* 課題 *
培養容器の試験結果に関する文章を、全文一字も変えずに書き写せ。

* 提供テキスト *
Figure 0007364825000001
Figure 0007364825000002
(結果)
実施例1~4はいずれも、播種24時間後における細胞接着性が良好であった。また、代謝活性維持率も良好で、播種24時間後から播種48時間後にかけて起こる、細胞の代謝活性の低下を抑制できた。実施例1~4の培養容器は、肝細胞を良好に接着させ、肝細胞の正常な機能を維持できるものであることが明らかになった。
参考例1は、代謝活性維持率が低く、播種24時間後から播種48時間後にかけて、細胞の代謝活性が低下していた。酸素透過度の低いPETフィルムを培養中に剥離せず、貼付したままであり、播種24時間後から播種48時間後にかけて、細胞への酸素供給が不充分であったためと考えられる。
比較例1は、代謝活性維持率が低く、播種24時間後から播種48時間後にかけて、細胞の代謝活性が低下していた。培養容器の底面が酸素透過度の低いPSで構成されており、播種24時間後から播種48時間後にかけて、細胞への酸素供給が不充分であったためと考えられる。
比較例2は、代謝活性維持率は良好であり、播種24時間後から播種48時間後にかけて起こる、細胞の代謝活性の低下を抑制できた。しかし、播種24時間後において、細胞が培養容器に接着せず、剥離していた。培養容器の底面が酸素透過度の高いTPXフィルムのみで構成されており、播種直後から播種24時間後にかけて、細胞への酸素供給が過剰であったためと考えられる。
<参照による援用>
この出願は、2021年11月9日に日本国特許庁に出願された特願2021-182633号を基礎とする優先権を主張し、その開示の全てをここに取り込む。

データセットの項目:

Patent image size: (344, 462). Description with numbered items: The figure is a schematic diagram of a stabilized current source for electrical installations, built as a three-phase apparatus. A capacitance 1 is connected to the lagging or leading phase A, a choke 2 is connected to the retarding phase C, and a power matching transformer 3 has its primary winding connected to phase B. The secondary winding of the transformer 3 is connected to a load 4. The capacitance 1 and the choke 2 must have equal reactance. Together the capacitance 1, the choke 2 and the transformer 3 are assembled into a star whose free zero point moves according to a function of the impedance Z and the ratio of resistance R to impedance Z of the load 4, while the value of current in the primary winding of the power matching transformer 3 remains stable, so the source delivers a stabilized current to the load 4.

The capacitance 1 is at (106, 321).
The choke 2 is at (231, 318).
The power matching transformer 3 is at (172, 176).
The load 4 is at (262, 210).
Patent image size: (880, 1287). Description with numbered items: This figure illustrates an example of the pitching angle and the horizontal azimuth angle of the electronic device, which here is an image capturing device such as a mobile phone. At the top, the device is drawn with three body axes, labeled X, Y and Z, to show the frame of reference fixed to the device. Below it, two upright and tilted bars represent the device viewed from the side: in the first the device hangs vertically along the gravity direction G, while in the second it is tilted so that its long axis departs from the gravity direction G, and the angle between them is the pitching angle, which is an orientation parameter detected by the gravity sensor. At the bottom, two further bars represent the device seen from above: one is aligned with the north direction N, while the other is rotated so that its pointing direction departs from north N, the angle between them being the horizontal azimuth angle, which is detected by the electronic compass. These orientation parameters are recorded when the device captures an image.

* 解答例 *
Figure 0007364825000001
Figure 0007364825000002
(結果)
実施例1~4はいずれも、播種24時間後における細胞接着性が良好であった。また、代謝活性維持率も良好で、播種24時間後から播種48時間後にかけて起こる、細胞の代謝活性の低下を抑制できた。実施例1~4の培養容器は、肝細胞を良好に接着させ、肝細胞の正常な機能を維持できるものであることが明らかになった。
参考例1は、代謝活性維持率が低く、播種24時間後から播種48時間後にかけて、細胞の代謝活性が低下していた。酸素透過度の低いPETフィルムを培養中に剥離せず、貼付したままであり、播種24時間後から播種48時間後にかけて、細胞への酸素供給が不充分であったためと考えられる。
比較例1は、代謝活性維持率が低く、播種24時間後から播種48時間後にかけて、細胞の代謝活性が低下していた。培養容器の底面が酸素透過度の低いPSで構成されており、播種24時間後から播種48時間後にかけて、細胞への酸素供給が不充分であったためと考えられる。
比較例2は、代謝活性維持率は良好であり、播種24時間後から播種48時間後にかけて起こる、細胞の代謝活性の低下を抑制できた。しかし、播種24時間後において、細胞が培養容器に接着せず、剥離していた。培養容器の底面が酸素透過度の高いTPXフィルムのみで構成されており、播種直後から播種24時間後にかけて、細胞への酸素供給が過剰であったためと考えられる。
<参照による援用>
この出願は、2021年11月9日に日本国特許庁に出願された特願2021-182633号を基礎とする優先権を主張し、その開示の全てをここに取り込む。